----- Entries shown

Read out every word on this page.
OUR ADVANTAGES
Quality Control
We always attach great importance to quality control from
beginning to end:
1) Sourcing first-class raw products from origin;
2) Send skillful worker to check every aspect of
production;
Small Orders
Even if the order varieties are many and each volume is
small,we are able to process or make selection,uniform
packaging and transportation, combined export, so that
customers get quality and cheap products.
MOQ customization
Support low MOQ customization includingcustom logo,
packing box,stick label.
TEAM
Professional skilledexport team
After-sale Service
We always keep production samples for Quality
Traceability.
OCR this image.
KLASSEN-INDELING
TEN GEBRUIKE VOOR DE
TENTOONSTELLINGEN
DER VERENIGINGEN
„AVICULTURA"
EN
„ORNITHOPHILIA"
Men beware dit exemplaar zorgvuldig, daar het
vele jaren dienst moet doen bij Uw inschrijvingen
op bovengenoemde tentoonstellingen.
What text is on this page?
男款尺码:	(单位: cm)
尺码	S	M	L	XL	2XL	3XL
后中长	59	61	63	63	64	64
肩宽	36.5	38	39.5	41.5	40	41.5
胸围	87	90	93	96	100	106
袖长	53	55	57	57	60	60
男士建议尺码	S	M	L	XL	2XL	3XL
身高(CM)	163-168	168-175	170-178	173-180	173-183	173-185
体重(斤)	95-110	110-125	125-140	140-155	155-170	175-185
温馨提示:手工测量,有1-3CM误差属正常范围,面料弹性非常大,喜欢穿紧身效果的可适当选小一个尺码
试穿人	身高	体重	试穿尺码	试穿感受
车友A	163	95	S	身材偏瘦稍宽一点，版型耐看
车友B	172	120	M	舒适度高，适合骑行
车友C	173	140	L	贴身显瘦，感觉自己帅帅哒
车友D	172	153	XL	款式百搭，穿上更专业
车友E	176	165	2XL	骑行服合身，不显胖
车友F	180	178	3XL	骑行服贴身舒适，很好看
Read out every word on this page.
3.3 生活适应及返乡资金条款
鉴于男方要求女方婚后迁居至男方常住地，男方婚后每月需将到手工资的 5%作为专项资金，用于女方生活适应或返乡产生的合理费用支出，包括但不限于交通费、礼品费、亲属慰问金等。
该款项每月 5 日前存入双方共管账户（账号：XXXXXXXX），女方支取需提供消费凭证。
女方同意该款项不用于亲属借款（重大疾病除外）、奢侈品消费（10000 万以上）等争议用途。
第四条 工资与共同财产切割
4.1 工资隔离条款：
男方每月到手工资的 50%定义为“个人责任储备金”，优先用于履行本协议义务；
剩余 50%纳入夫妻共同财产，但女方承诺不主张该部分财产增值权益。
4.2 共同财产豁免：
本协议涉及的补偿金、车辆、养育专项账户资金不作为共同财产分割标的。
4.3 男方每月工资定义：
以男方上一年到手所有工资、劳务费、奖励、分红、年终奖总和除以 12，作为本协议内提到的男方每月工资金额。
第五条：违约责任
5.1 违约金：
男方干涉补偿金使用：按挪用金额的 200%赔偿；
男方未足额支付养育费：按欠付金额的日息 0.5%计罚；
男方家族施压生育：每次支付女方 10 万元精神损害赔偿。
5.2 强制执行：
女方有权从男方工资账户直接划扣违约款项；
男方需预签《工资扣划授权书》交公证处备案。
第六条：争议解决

----------

_Exercise aim_. Please reproduce each record precisely as written.

_Answer below_.
Read out every word on this page.
OUR ADVANTAGES
Quality Control
We always attach great importance to quality control from
beginning to end:
1) Sourcing first-class raw products from origin;
2) Send skillful worker to check every aspect of
production;
Small Orders
Even if the order varieties are many and each volume is
small,we are able to process or make selection,uniform
packaging and transportation, combined export, so that
customers get quality and cheap products.
MOQ customization
Support low MOQ customization includingcustom logo,
packing box,stick label.
TEAM
Professional skilledexport team
After-sale Service
We always keep production samples for Quality
Traceability.
OCR this image.
KLASSEN-INDELING
TEN GEBRUIKE VOOR DE
TENTOONSTELLINGEN
DER VERENIGINGEN
„AVICULTURA"
EN
„ORNITHOPHILIA"
Men beware dit exemplaar zorgvuldig, daar het
vele jaren dienst moet doen bij Uw inschrijvingen
op bovengenoemde tentoonstellingen.
What text is on this page?
男款尺码:	(单位: cm)
尺码	S	M	L	XL	2XL	3XL
后中长	59	61	63	63	64	64
肩宽	36.5	38	39.5	41.5	40	41.5
胸围	87	90	93	96	100	106
袖长	53	55	57	57	60	60
男士建议尺码	S	M	L	XL	2XL	3XL
身高(CM)	163-168	168-175	170-178	173-180	173-183	173-185
体重(斤)	95-110	110-125	125-140	140-155	155-170	175-185
温馨提示:手工测量,有1-3CM误差属正常范围,面料弹性非常大,喜欢穿紧身效果的可适当选小一个尺码
试穿人	身高	体重	试穿尺码	试穿感受
车友A	163	95	S	身材偏瘦稍宽一点，版型耐看
车友B	172	120	M	舒适度高，适合骑行
车友C	173	140	L	贴身显瘦，感觉自己帅帅哒
车友D	172	153	XL	款式百搭，穿上更专业
车友E	176	165	2XL	骑行服合身，不显胖
车友F	180	178	3XL	骑行服贴身舒适，很好看
Read out every word on this page.
3.3 生活适应及返乡资金条款
鉴于男方要求女方婚后迁居至男方常住地，男方婚后每月需将到手工资的 5%作为专项资金，用于女方生活适应或返乡产生的合理费用支出，包括但不限于交通费、礼品费、亲属慰问金等。
该款项每月 5 日前存入双方共管账户（账号：XXXXXXXX），女方支取需提供消费凭证。
女方同意该款项不用于亲属借款（重大疾病除外）、奢侈品消费（10000 万以上）等争议用途。
第四条 工资与共同财产切割
4.1 工资隔离条款：
男方每月到手工资的 50%定义为“个人责任储备金”，优先用于履行本协议义务；
剩余 50%纳入夫妻共同财产，但女方承诺不主张该部分财产增值权益。
4.2 共同财产豁免：
本协议涉及的补偿金、车辆、养育专项账户资金不作为共同财产分割标的。
4.3 男方每月工资定义：
以男方上一年到手所有工资、劳务费、奖励、分红、年终奖总和除以 12，作为本协议内提到的男方每月工资金额。
第五条：违约责任
5.1 违约金：
男方干涉补偿金使用：按挪用金额的 200%赔偿；
男方未足额支付养育费：按欠付金额的日息 0.5%计罚；
男方家族施压生育：每次支付女方 10 万元精神损害赔偿。
5.2 强制执行：
女方有权从男方工资账户直接划扣违约款项；
男方需预签《工资扣划授权书》交公证处备案。
第六条：争议解决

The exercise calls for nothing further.